> _To be done_:
Which lines contain the string "this"? Please list every one of them.

-------- Given data

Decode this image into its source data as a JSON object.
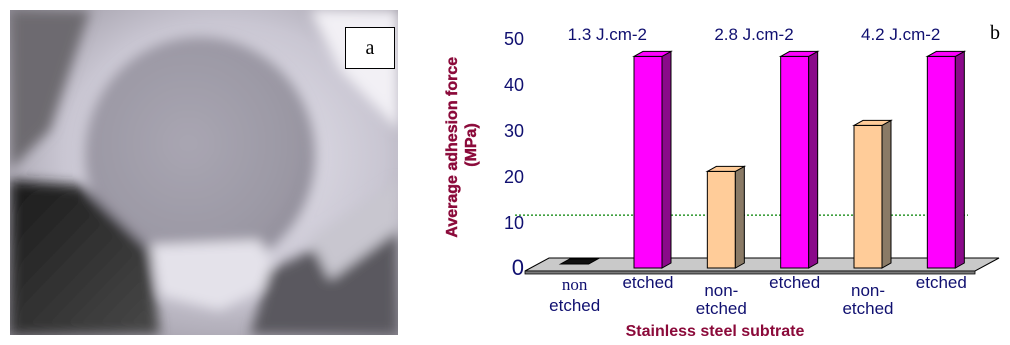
{
  "figure": {
    "panel_a_label": "a",
    "panel_b_label": "b"
  },
  "colors": {
    "etched": "#ff00ff",
    "etched_side": "#8a0a8a",
    "non_etched": "#ffcc99",
    "non_etched_side": "#8a7a66",
    "threshold_line": "#008000",
    "axis_title": "#8b0a3a",
    "text_blue": "#101070"
  },
  "chart_data": {
    "type": "bar",
    "style": "3d",
    "categories": [
      [
        "non",
        "etched"
      ],
      [
        "etched"
      ],
      [
        "non-",
        "etched"
      ],
      [
        "etched"
      ],
      [
        "non-",
        "etched"
      ],
      [
        "etched"
      ]
    ],
    "values": [
      0,
      46,
      21,
      46,
      31,
      46
    ],
    "bar_kind": [
      "non_etched",
      "etched",
      "non_etched",
      "etched",
      "non_etched",
      "etched"
    ],
    "group_labels": [
      "1.3 J.cm-2",
      "2.8 J.cm-2",
      "4.2 J.cm-2"
    ],
    "ylabel": [
      "Average adhesion force",
      "(MPa)"
    ],
    "xlabel": "Stainless steel subtrate",
    "ylim": [
      0,
      50
    ],
    "yticks": [
      0,
      10,
      20,
      30,
      40,
      50
    ],
    "reference_line": 11.5,
    "grid": false
  }
}
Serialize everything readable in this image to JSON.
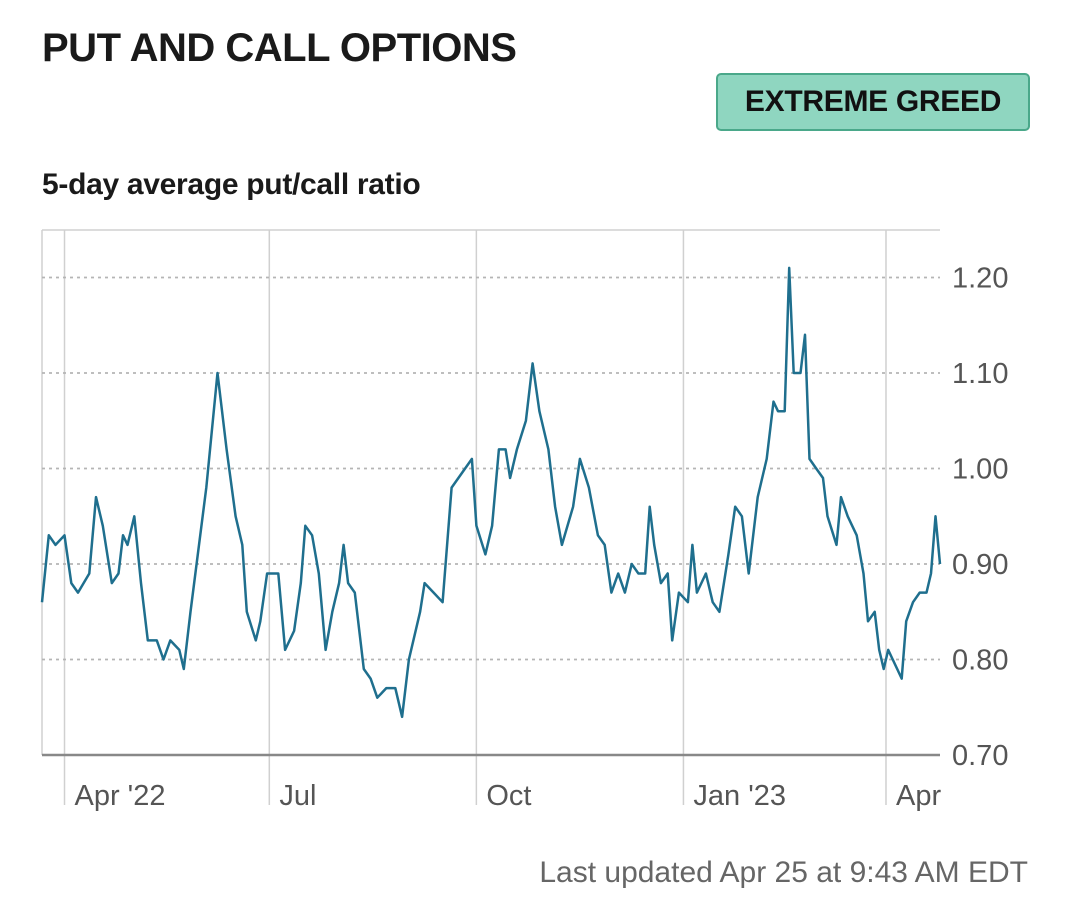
{
  "header": {
    "title": "PUT AND CALL OPTIONS",
    "badge": "EXTREME GREED"
  },
  "footer": {
    "last_updated": "Last updated Apr 25 at 9:43 AM EDT"
  },
  "colors": {
    "line": "#1f6f8e",
    "badge_bg": "#8fd6c0",
    "badge_border": "#4aa88a"
  },
  "chart_data": {
    "type": "line",
    "title": "5-day average put/call ratio",
    "xlabel": "",
    "ylabel": "",
    "x_range": [
      "2022-03-22",
      "2023-04-25"
    ],
    "ylim": [
      0.7,
      1.25
    ],
    "yticks": [
      0.7,
      0.8,
      0.9,
      1.0,
      1.1,
      1.2
    ],
    "ytick_labels": [
      "0.70",
      "0.80",
      "0.90",
      "1.00",
      "1.10",
      "1.20"
    ],
    "xticks": [
      {
        "date": "2022-04-01",
        "label": "Apr '22"
      },
      {
        "date": "2022-07-01",
        "label": "Jul"
      },
      {
        "date": "2022-10-01",
        "label": "Oct"
      },
      {
        "date": "2023-01-01",
        "label": "Jan '23"
      },
      {
        "date": "2023-04-01",
        "label": "Apr"
      }
    ],
    "grid": true,
    "series": [
      {
        "values": [
          [
            "2022-03-22",
            0.86
          ],
          [
            "2022-03-25",
            0.93
          ],
          [
            "2022-03-28",
            0.92
          ],
          [
            "2022-04-01",
            0.93
          ],
          [
            "2022-04-04",
            0.88
          ],
          [
            "2022-04-07",
            0.87
          ],
          [
            "2022-04-12",
            0.89
          ],
          [
            "2022-04-15",
            0.97
          ],
          [
            "2022-04-18",
            0.94
          ],
          [
            "2022-04-22",
            0.88
          ],
          [
            "2022-04-25",
            0.89
          ],
          [
            "2022-04-27",
            0.93
          ],
          [
            "2022-04-29",
            0.92
          ],
          [
            "2022-05-02",
            0.95
          ],
          [
            "2022-05-05",
            0.88
          ],
          [
            "2022-05-08",
            0.82
          ],
          [
            "2022-05-12",
            0.82
          ],
          [
            "2022-05-15",
            0.8
          ],
          [
            "2022-05-18",
            0.82
          ],
          [
            "2022-05-22",
            0.81
          ],
          [
            "2022-05-24",
            0.79
          ],
          [
            "2022-05-27",
            0.85
          ],
          [
            "2022-06-03",
            0.98
          ],
          [
            "2022-06-08",
            1.1
          ],
          [
            "2022-06-12",
            1.02
          ],
          [
            "2022-06-16",
            0.95
          ],
          [
            "2022-06-19",
            0.92
          ],
          [
            "2022-06-21",
            0.85
          ],
          [
            "2022-06-25",
            0.82
          ],
          [
            "2022-06-27",
            0.84
          ],
          [
            "2022-06-30",
            0.89
          ],
          [
            "2022-07-05",
            0.89
          ],
          [
            "2022-07-08",
            0.81
          ],
          [
            "2022-07-12",
            0.83
          ],
          [
            "2022-07-15",
            0.88
          ],
          [
            "2022-07-17",
            0.94
          ],
          [
            "2022-07-20",
            0.93
          ],
          [
            "2022-07-23",
            0.89
          ],
          [
            "2022-07-26",
            0.81
          ],
          [
            "2022-07-29",
            0.85
          ],
          [
            "2022-08-01",
            0.88
          ],
          [
            "2022-08-03",
            0.92
          ],
          [
            "2022-08-05",
            0.88
          ],
          [
            "2022-08-08",
            0.87
          ],
          [
            "2022-08-12",
            0.79
          ],
          [
            "2022-08-15",
            0.78
          ],
          [
            "2022-08-18",
            0.76
          ],
          [
            "2022-08-22",
            0.77
          ],
          [
            "2022-08-26",
            0.77
          ],
          [
            "2022-08-29",
            0.74
          ],
          [
            "2022-09-01",
            0.8
          ],
          [
            "2022-09-06",
            0.85
          ],
          [
            "2022-09-08",
            0.88
          ],
          [
            "2022-09-12",
            0.87
          ],
          [
            "2022-09-16",
            0.86
          ],
          [
            "2022-09-20",
            0.98
          ],
          [
            "2022-09-26",
            1.0
          ],
          [
            "2022-09-29",
            1.01
          ],
          [
            "2022-10-01",
            0.94
          ],
          [
            "2022-10-05",
            0.91
          ],
          [
            "2022-10-08",
            0.94
          ],
          [
            "2022-10-11",
            1.02
          ],
          [
            "2022-10-14",
            1.02
          ],
          [
            "2022-10-16",
            0.99
          ],
          [
            "2022-10-19",
            1.02
          ],
          [
            "2022-10-23",
            1.05
          ],
          [
            "2022-10-26",
            1.11
          ],
          [
            "2022-10-29",
            1.06
          ],
          [
            "2022-11-02",
            1.02
          ],
          [
            "2022-11-05",
            0.96
          ],
          [
            "2022-11-08",
            0.92
          ],
          [
            "2022-11-13",
            0.96
          ],
          [
            "2022-11-16",
            1.01
          ],
          [
            "2022-11-20",
            0.98
          ],
          [
            "2022-11-24",
            0.93
          ],
          [
            "2022-11-27",
            0.92
          ],
          [
            "2022-11-30",
            0.87
          ],
          [
            "2022-12-03",
            0.89
          ],
          [
            "2022-12-06",
            0.87
          ],
          [
            "2022-12-09",
            0.9
          ],
          [
            "2022-12-12",
            0.89
          ],
          [
            "2022-12-15",
            0.89
          ],
          [
            "2022-12-17",
            0.96
          ],
          [
            "2022-12-19",
            0.92
          ],
          [
            "2022-12-22",
            0.88
          ],
          [
            "2022-12-25",
            0.89
          ],
          [
            "2022-12-27",
            0.82
          ],
          [
            "2022-12-30",
            0.87
          ],
          [
            "2023-01-03",
            0.86
          ],
          [
            "2023-01-05",
            0.92
          ],
          [
            "2023-01-07",
            0.87
          ],
          [
            "2023-01-11",
            0.89
          ],
          [
            "2023-01-14",
            0.86
          ],
          [
            "2023-01-17",
            0.85
          ],
          [
            "2023-01-21",
            0.91
          ],
          [
            "2023-01-24",
            0.96
          ],
          [
            "2023-01-27",
            0.95
          ],
          [
            "2023-01-30",
            0.89
          ],
          [
            "2023-02-03",
            0.97
          ],
          [
            "2023-02-07",
            1.01
          ],
          [
            "2023-02-10",
            1.07
          ],
          [
            "2023-02-12",
            1.06
          ],
          [
            "2023-02-15",
            1.06
          ],
          [
            "2023-02-17",
            1.21
          ],
          [
            "2023-02-19",
            1.1
          ],
          [
            "2023-02-22",
            1.1
          ],
          [
            "2023-02-24",
            1.14
          ],
          [
            "2023-02-26",
            1.01
          ],
          [
            "2023-03-01",
            1.0
          ],
          [
            "2023-03-04",
            0.99
          ],
          [
            "2023-03-06",
            0.95
          ],
          [
            "2023-03-10",
            0.92
          ],
          [
            "2023-03-12",
            0.97
          ],
          [
            "2023-03-15",
            0.95
          ],
          [
            "2023-03-19",
            0.93
          ],
          [
            "2023-03-22",
            0.89
          ],
          [
            "2023-03-24",
            0.84
          ],
          [
            "2023-03-27",
            0.85
          ],
          [
            "2023-03-29",
            0.81
          ],
          [
            "2023-03-31",
            0.79
          ],
          [
            "2023-04-02",
            0.81
          ],
          [
            "2023-04-06",
            0.79
          ],
          [
            "2023-04-08",
            0.78
          ],
          [
            "2023-04-10",
            0.84
          ],
          [
            "2023-04-13",
            0.86
          ],
          [
            "2023-04-16",
            0.87
          ],
          [
            "2023-04-19",
            0.87
          ],
          [
            "2023-04-21",
            0.89
          ],
          [
            "2023-04-23",
            0.95
          ],
          [
            "2023-04-25",
            0.9
          ]
        ]
      }
    ]
  }
}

----------------

> _Output below_:
Decode this image into its source data as a JSON object.
Serialize everything readable in this image to JSON.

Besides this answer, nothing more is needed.